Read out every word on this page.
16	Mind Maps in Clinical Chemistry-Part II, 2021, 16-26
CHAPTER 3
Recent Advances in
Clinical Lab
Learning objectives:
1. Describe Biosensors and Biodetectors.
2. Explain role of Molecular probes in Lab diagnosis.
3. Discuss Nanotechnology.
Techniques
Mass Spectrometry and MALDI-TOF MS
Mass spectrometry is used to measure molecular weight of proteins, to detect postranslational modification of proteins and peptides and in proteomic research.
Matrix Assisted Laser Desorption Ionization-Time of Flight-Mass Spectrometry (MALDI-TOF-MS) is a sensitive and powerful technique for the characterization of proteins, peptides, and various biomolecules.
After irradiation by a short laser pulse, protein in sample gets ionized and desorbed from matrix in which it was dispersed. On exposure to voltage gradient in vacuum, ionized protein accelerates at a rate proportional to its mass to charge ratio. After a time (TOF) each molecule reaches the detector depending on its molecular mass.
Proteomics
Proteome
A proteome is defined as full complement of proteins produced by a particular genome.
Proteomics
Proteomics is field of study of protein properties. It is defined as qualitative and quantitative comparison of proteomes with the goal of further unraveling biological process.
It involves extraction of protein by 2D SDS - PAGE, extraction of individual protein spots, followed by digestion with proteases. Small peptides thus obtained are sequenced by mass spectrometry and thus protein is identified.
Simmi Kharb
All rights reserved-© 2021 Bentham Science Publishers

◆ ◆ ◆

* [What is required] Check the records above and copy each line that has the string "MALDI".

* [Exercise output]
Mass Spectrometry and MALDI-TOF MS
Matrix Assisted Laser Desorption Ionization-Time of Flight-Mass Spectrometry (MALDI-TOF-MS) is a sensitive and powerful technique for the characterization of proteins, peptides, and various biomolecules.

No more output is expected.